Material provided:
****************

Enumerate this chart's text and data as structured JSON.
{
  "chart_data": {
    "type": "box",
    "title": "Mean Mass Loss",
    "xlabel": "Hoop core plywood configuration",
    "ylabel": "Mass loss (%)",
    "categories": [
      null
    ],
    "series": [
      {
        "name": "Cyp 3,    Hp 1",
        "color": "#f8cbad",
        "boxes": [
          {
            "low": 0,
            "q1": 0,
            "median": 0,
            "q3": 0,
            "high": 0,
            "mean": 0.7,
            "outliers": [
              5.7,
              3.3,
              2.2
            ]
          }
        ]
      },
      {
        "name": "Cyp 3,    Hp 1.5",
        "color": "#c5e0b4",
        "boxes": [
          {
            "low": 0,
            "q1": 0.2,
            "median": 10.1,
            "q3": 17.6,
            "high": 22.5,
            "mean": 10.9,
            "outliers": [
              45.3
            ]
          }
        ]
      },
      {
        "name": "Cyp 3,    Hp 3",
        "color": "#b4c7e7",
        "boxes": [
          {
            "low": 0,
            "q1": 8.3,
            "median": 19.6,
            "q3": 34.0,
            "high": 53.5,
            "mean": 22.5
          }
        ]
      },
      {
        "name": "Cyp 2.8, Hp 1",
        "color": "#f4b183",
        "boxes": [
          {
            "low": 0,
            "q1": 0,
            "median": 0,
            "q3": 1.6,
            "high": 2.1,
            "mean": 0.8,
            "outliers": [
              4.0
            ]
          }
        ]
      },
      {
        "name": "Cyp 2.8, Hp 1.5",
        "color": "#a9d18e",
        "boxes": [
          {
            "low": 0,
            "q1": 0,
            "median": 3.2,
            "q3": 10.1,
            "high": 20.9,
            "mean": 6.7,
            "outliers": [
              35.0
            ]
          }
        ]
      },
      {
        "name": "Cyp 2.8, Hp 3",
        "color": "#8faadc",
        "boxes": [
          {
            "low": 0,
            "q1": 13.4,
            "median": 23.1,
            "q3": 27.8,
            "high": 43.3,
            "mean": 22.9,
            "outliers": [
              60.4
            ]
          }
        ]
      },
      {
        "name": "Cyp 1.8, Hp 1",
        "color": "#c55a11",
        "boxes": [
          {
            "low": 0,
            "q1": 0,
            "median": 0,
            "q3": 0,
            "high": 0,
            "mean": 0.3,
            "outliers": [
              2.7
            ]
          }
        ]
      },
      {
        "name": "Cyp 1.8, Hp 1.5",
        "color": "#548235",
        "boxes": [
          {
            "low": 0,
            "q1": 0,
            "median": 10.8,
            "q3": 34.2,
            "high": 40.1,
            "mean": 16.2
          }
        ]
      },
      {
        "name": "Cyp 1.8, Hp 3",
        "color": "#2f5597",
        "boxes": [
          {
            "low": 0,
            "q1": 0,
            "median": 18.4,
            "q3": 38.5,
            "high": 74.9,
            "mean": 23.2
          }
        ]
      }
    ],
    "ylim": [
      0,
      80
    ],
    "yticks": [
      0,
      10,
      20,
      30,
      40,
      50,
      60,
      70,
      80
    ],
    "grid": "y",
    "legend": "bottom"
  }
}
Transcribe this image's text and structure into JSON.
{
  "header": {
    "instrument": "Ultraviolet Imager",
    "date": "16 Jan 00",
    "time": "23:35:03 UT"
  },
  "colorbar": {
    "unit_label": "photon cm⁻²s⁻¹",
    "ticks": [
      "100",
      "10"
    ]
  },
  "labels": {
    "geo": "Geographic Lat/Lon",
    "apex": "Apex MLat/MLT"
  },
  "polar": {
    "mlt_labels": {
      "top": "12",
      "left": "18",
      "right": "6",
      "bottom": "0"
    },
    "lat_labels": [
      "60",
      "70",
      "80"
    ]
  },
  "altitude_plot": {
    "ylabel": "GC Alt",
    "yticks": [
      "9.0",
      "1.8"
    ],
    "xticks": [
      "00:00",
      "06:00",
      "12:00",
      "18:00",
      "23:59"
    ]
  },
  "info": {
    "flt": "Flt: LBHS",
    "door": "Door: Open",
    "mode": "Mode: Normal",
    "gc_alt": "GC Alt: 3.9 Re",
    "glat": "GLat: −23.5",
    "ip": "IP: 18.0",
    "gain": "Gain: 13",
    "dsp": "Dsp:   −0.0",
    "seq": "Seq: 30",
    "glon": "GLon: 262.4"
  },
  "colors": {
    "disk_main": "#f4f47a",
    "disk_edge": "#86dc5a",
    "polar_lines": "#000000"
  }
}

****************

Stated task:
Reproduce the records above exactly.

Response for this exercise:
Enumerate this chart's text and data as structured JSON.
{
  "chart_data": {
    "type": "box",
    "title": "Mean Mass Loss",
    "xlabel": "Hoop core plywood configuration",
    "ylabel": "Mass loss (%)",
    "categories": [
      null
    ],
    "series": [
      {
        "name": "Cyp 3,    Hp 1",
        "color": "#f8cbad",
        "boxes": [
          {
            "low": 0,
            "q1": 0,
            "median": 0,
            "q3": 0,
            "high": 0,
            "mean": 0.7,
            "outliers": [
              5.7,
              3.3,
              2.2
            ]
          }
        ]
      },
      {
        "name": "Cyp 3,    Hp 1.5",
        "color": "#c5e0b4",
        "boxes": [
          {
            "low": 0,
            "q1": 0.2,
            "median": 10.1,
            "q3": 17.6,
            "high": 22.5,
            "mean": 10.9,
            "outliers": [
              45.3
            ]
          }
        ]
      },
      {
        "name": "Cyp 3,    Hp 3",
        "color": "#b4c7e7",
        "boxes": [
          {
            "low": 0,
            "q1": 8.3,
            "median": 19.6,
            "q3": 34.0,
            "high": 53.5,
            "mean": 22.5
          }
        ]
      },
      {
        "name": "Cyp 2.8, Hp 1",
        "color": "#f4b183",
        "boxes": [
          {
            "low": 0,
            "q1": 0,
            "median": 0,
            "q3": 1.6,
            "high": 2.1,
            "mean": 0.8,
            "outliers": [
              4.0
            ]
          }
        ]
      },
      {
        "name": "Cyp 2.8, Hp 1.5",
        "color": "#a9d18e",
        "boxes": [
          {
            "low": 0,
            "q1": 0,
            "median": 3.2,
            "q3": 10.1,
            "high": 20.9,
            "mean": 6.7,
            "outliers": [
              35.0
            ]
          }
        ]
      },
      {
        "name": "Cyp 2.8, Hp 3",
        "color": "#8faadc",
        "boxes": [
          {
            "low": 0,
            "q1": 13.4,
            "median": 23.1,
            "q3": 27.8,
            "high": 43.3,
            "mean": 22.9,
            "outliers": [
              60.4
            ]
          }
        ]
      },
      {
        "name": "Cyp 1.8, Hp 1",
        "color": "#c55a11",
        "boxes": [
          {
            "low": 0,
            "q1": 0,
            "median": 0,
            "q3": 0,
            "high": 0,
            "mean": 0.3,
            "outliers": [
              2.7
            ]
          }
        ]
      },
      {
        "name": "Cyp 1.8, Hp 1.5",
        "color": "#548235",
        "boxes": [
          {
            "low": 0,
            "q1": 0,
            "median": 10.8,
            "q3": 34.2,
            "high": 40.1,
            "mean": 16.2
          }
        ]
      },
      {
        "name": "Cyp 1.8, Hp 3",
        "color": "#2f5597",
        "boxes": [
          {
            "low": 0,
            "q1": 0,
            "median": 18.4,
            "q3": 38.5,
            "high": 74.9,
            "mean": 23.2
          }
        ]
      }
    ],
    "ylim": [
      0,
      80
    ],
    "yticks": [
      0,
      10,
      20,
      30,
      40,
      50,
      60,
      70,
      80
    ],
    "grid": "y",
    "legend": "bottom"
  }
}
Transcribe this image's text and structure into JSON.
{
  "header": {
    "instrument": "Ultraviolet Imager",
    "date": "16 Jan 00",
    "time": "23:35:03 UT"
  },
  "colorbar": {
    "unit_label": "photon cm⁻²s⁻¹",
    "ticks": [
      "100",
      "10"
    ]
  },
  "labels": {
    "geo": "Geographic Lat/Lon",
    "apex": "Apex MLat/MLT"
  },
  "polar": {
    "mlt_labels": {
      "top": "12",
      "left": "18",
      "right": "6",
      "bottom": "0"
    },
    "lat_labels": [
      "60",
      "70",
      "80"
    ]
  },
  "altitude_plot": {
    "ylabel": "GC Alt",
    "yticks": [
      "9.0",
      "1.8"
    ],
    "xticks": [
      "00:00",
      "06:00",
      "12:00",
      "18:00",
      "23:59"
    ]
  },
  "info": {
    "flt": "Flt: LBHS",
    "door": "Door: Open",
    "mode": "Mode: Normal",
    "gc_alt": "GC Alt: 3.9 Re",
    "glat": "GLat: −23.5",
    "ip": "IP: 18.0",
    "gain": "Gain: 13",
    "dsp": "Dsp:   −0.0",
    "seq": "Seq: 30",
    "glon": "GLon: 262.4"
  },
  "colors": {
    "disk_main": "#f4f47a",
    "disk_edge": "#86dc5a",
    "polar_lines": "#000000"
  }
}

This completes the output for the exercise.